* START Input material *
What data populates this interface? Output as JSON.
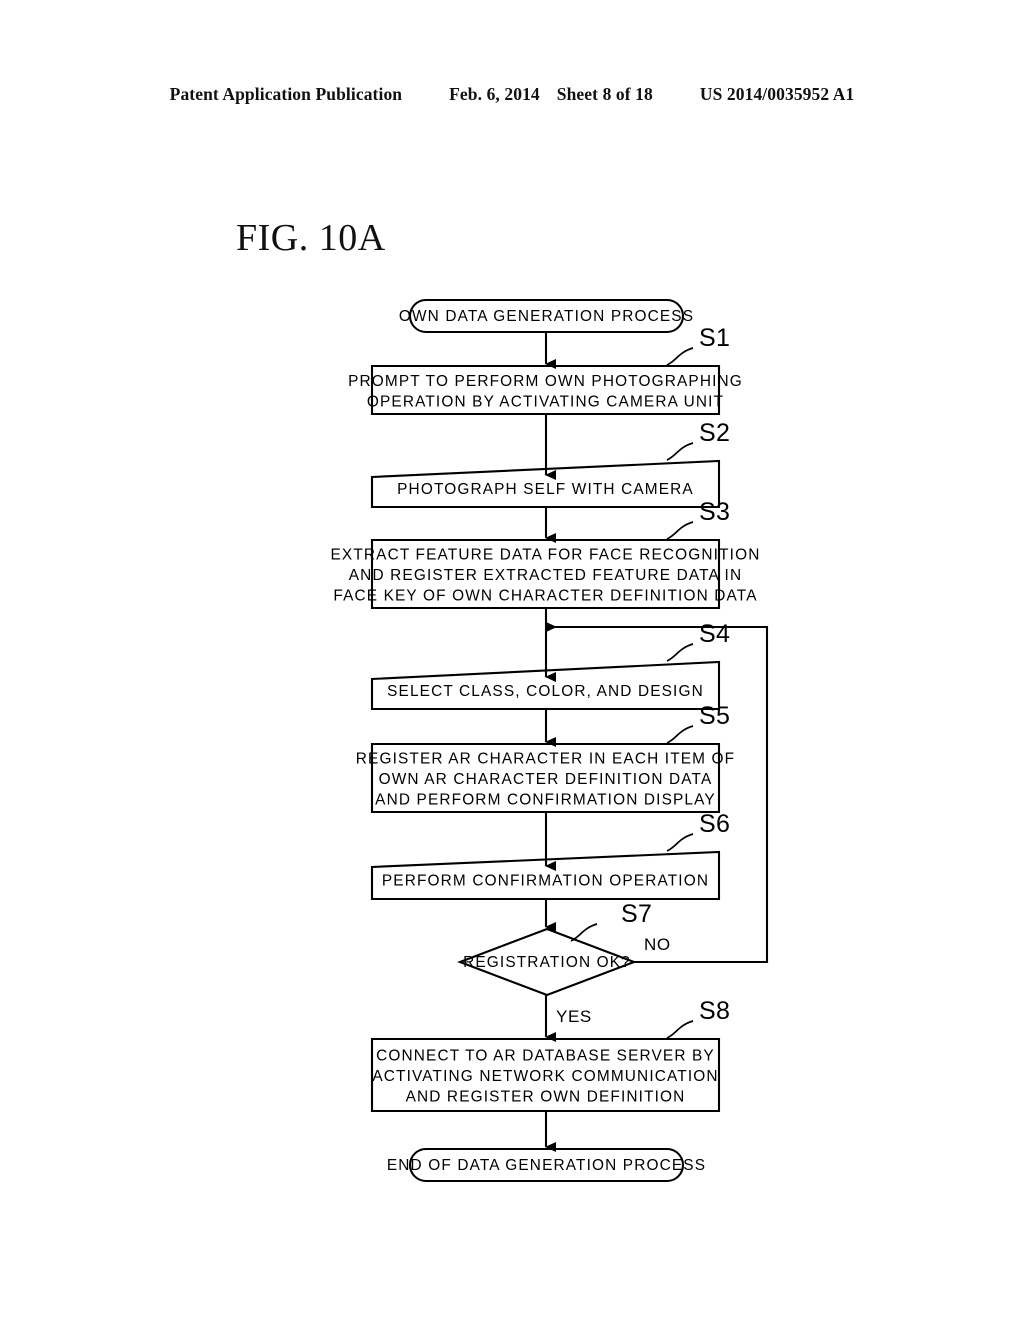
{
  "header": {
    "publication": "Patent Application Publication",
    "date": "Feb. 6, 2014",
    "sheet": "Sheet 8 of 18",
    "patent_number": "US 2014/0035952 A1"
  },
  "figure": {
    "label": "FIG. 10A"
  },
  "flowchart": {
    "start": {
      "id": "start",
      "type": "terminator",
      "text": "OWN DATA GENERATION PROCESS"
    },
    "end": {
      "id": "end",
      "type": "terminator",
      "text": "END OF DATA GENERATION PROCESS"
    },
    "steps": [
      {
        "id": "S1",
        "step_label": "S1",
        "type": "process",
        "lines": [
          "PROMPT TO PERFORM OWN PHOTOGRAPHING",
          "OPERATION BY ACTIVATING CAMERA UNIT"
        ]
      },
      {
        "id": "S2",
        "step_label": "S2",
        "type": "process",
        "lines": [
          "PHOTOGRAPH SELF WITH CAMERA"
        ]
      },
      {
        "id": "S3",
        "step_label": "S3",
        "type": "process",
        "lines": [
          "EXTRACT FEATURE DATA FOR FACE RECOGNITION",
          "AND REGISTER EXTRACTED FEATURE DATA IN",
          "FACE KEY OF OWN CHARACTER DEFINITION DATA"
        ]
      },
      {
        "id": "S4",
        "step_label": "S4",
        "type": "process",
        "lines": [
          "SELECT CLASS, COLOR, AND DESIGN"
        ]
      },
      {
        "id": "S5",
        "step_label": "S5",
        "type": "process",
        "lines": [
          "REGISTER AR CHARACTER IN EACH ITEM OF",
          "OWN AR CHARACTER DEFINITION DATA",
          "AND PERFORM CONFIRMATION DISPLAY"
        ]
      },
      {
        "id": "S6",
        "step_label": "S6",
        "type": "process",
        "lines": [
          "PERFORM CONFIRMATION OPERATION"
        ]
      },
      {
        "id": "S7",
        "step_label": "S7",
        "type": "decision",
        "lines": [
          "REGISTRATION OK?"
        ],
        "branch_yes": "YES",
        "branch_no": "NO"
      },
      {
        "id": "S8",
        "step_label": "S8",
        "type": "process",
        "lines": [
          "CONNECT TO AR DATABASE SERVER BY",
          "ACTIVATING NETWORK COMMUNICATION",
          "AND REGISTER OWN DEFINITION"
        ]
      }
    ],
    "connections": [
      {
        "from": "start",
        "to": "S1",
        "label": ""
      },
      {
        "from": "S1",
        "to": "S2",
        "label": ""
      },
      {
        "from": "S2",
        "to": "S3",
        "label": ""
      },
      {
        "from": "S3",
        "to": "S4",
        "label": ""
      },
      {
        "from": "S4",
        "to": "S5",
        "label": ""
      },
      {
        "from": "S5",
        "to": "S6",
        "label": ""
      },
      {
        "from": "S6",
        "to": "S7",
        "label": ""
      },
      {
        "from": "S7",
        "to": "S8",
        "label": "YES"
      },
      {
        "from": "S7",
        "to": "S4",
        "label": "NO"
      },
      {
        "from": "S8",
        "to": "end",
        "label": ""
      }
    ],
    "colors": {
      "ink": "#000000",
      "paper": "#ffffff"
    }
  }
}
* END Input material *
■ Instructions for the task
Each line in the entries above that includes the string "CAMERA" should be extracted.

■ Response
          "OPERATION BY ACTIVATING CAMERA UNIT"
          "PHOTOGRAPH SELF WITH CAMERA"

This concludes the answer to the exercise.